• AUFGABEN:
(1) Wie viele unterschiedliche Vornamen registrierten die Forscher laut dem Text über Vornamen im Jahr 2014?
(2) Gib den Abschnitt des Textes über Vornamen zwischen „Von Manche Eltern“ und „schafft wiederum Verwirrung.“ einschließlich wieder und tausche dabei „Namensvielfalt“ gegen „Vielfalt der Namen“ aus.
(3) Führe den Text über Vornamen nach seinem letzten Satz weiter.

• VORLIEGENDER TEXT:
——————————
Von Manche Eltern sind grausam. Die Vornamenslisten der Standesämter belegen das Jahr für Jahr. Stimmt's, Schnuckelpupine?

Namen sind Schall und Rauch…

Da wundern sich Peter und Rainer: Mit der Migration nach Deutschland wächst auch die Namensvielfalt. Denn ausländische Vornamen werden jetzt auch gerne schon mal eingedeutscht; oder ganz einfach falsch ausgesprochen und dann verdreht. Ein Mordsspaß! Außerdem wollen immer mehr deutsche Eltern möglichst ausgefallene Namen für ihre Sprösslinge, und das schafft wiederum Verwirrung.

Jedes Jahr werden derzeit in Deutschlands Standesämtern 1000 (tausend) Vornamen eingetragen, die es hierzulande vorher gar nicht gab. Die Uni Leipzig unterhält deshalb seit den 60er Jahren eine Namensberatungsstelle; und wer wüsste besser über deutsche (und andere) Namensgebung Bescheid als die!

Allein 2014 registrierten die Forscher 41.514 unterschiedliche Vornamen. So ganz neu sind die Namen aus dem arabischen, türkischen, kurdischen oder persischen Raum in Deutschland aber auch nicht mehr. Schließlich stammen viele Kinder von da aus Familien, die in den vergangenen Jahrzehnten hier eingewandert sind. JASMIN zum Beispiel ist ein alter persischer Name, der mittlerweile auch als deutscher Name durchgeht. Nicht durchgegangen sind bei den Behörden die folgenden Kracher: Superman, Wikileaks und Waldmeister wurden als Kindernamen nicht anerkannt. Schade eigentlich. Denn die dazugehörigen Kurz-Rufnamen wären sicherlich der Hit: Überflieger, Wicki und Bowle kämen bestimmt gut.
——————————
• BEREITGESTELLTE LISTE:
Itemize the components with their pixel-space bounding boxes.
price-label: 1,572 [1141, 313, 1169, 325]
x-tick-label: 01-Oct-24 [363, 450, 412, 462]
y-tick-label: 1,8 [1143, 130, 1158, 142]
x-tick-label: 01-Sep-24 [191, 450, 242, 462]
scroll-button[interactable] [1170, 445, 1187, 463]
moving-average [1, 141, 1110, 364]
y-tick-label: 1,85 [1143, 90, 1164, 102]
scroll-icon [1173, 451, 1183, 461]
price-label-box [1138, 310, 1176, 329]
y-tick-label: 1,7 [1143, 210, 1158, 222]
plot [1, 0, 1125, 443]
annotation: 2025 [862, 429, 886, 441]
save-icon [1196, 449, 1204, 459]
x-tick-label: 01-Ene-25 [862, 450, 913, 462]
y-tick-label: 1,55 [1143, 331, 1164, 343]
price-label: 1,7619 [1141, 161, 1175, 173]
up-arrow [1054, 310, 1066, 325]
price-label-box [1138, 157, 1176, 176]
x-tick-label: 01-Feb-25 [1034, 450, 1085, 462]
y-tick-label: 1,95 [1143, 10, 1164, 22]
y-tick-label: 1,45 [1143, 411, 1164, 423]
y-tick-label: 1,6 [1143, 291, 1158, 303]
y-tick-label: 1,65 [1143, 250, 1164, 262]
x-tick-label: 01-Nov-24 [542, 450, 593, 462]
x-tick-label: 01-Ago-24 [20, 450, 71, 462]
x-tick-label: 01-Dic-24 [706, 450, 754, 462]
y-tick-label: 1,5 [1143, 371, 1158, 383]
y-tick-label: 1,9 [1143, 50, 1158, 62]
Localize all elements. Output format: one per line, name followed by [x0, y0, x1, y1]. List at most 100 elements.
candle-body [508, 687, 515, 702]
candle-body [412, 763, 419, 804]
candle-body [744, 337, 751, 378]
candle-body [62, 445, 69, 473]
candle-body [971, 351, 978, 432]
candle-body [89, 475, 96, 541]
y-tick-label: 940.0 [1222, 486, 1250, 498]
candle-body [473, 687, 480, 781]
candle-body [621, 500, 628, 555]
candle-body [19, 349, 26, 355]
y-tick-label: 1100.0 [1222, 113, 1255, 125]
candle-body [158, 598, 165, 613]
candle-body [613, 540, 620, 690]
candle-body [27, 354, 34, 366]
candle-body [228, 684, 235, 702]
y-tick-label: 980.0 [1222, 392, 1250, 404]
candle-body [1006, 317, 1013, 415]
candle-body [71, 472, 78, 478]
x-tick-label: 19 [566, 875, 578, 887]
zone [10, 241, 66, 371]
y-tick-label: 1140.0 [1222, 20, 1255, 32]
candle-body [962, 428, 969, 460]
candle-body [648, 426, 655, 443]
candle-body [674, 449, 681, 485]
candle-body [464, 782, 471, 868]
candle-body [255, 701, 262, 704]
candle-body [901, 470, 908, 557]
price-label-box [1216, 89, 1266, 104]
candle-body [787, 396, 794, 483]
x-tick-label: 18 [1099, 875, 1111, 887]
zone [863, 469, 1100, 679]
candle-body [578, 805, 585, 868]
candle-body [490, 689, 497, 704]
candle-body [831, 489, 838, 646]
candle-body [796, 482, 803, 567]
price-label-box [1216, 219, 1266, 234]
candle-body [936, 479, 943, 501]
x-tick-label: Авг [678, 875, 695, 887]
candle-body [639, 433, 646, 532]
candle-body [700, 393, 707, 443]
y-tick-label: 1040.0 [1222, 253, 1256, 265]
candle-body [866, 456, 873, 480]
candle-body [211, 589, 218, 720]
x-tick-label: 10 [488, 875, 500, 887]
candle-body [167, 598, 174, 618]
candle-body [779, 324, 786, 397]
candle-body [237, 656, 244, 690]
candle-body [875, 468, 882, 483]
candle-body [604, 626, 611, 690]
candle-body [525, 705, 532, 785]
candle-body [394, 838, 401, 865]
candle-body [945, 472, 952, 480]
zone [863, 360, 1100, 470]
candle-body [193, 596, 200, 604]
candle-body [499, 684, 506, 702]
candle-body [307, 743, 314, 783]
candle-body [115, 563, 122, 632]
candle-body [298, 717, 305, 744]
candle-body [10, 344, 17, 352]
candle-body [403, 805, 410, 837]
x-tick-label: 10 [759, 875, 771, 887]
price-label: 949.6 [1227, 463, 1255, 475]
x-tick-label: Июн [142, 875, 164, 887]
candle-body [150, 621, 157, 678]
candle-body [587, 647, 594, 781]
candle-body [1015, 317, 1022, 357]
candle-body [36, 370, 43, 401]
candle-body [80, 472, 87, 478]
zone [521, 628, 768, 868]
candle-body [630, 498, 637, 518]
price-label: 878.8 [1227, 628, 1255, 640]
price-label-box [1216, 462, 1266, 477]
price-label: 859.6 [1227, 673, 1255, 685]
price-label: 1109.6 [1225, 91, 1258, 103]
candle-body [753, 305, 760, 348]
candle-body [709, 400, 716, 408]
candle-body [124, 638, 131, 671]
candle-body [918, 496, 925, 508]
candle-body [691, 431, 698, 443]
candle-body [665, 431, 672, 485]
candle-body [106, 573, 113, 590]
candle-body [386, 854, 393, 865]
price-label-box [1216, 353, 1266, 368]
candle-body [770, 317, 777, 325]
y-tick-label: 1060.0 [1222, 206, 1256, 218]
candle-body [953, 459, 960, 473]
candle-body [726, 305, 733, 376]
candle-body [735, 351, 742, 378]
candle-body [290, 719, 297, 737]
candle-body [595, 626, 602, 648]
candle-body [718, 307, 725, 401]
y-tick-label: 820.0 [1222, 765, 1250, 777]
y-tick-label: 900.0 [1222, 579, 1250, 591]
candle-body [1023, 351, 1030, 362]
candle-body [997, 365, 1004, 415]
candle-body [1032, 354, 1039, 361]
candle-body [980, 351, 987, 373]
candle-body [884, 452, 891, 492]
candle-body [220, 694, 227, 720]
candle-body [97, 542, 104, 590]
——————————
• LÖSUNGEN:
(1) Die Forscher registrierten 2014 insgesamt 41.514 unterschiedliche Vornamen.

(2)
Von Manche Eltern sind grausam. Die Vornamenslisten der Standesämter belegen das Jahr für Jahr. Stimmt's, Schnuckelpupine?

Namen sind Schall und Rauch…

Da wundern sich Peter und Rainer: Mit der Migration nach Deutschland wächst auch die Vielfalt der Namen. Denn ausländische Vornamen werden jetzt auch gerne schon mal eingedeutscht; oder ganz einfach falsch ausgesprochen und dann verdreht. Ein Mordsspaß! Außerdem wollen immer mehr deutsche Eltern möglichst ausgefallene Namen für ihre Sprösslinge, und das schafft wiederum Verwirrung.

(3)
Aber dann gibt's ja noch die Kracher, die tatsächlich durchgegangen sind – man lese, höre und staune: Xantippe, Anakin, Meymar, Sequoia, Godsgift, Buckminster, Schnuckelpupine, Prinz-Gold – alles das sind Namen, die kürzlich auf deutschen Geburtsurkunden erfasst wurden. Die dazugehörigen Kurzformen mag sich jetzt jeder selbst ausdenken. Aber ich könnte auch mit Herbert und Günther leben oder mit Karl oder mit Fritz oder mit Michael. Aber mit dem leb' ich ja, ist ja mein eigener Name.

Die Hessen haben mit ihrem Dialekt übrigens ganz andere Namensprobleme, wie ein abgefangener Funksprechverkehr aus dem hessischen Weltraum zeigt: - Gehmerhie 5, Gehmerhie 5, bitte melden, hier Bodenstation Bembel 1. - Hier Gehmerhie 5 an Bembel 1, alles Roger. - Start klar, Countdown läuft, ten, nine, eight, seven… - Moment emal, Bembel 1, ich kann kein französisch. - Des is englisch, Roger. - Ich heiß net Roger, ich heiß Günther. - Ja, Günther, wir wissen des, alles, Roger, Günther, wir zählen auf deutsch. - Alles Bembel, Roger. - Des heißt: Alles Roger, Bembel Günther. - Nein, ich heiß´ net Bembel Günther. Günther ist der Vorname. Günther Höhl, Höhl, ist des Roger? - Hier Possmann 1 an Bembel 1. Was ist denn los mit Euerm Start? Ich bin hier in Schwierigkeiten. Ich flieg´ grad durch en Hämmorrhoidenschwarm und mein Haklefeutchtschirm klemmt, verstanden, Roger? - Ich heiß´ Günther.

So, und diesen Dialog übersetzen Sie jetzt bitte ins Arabische! Alles Roger?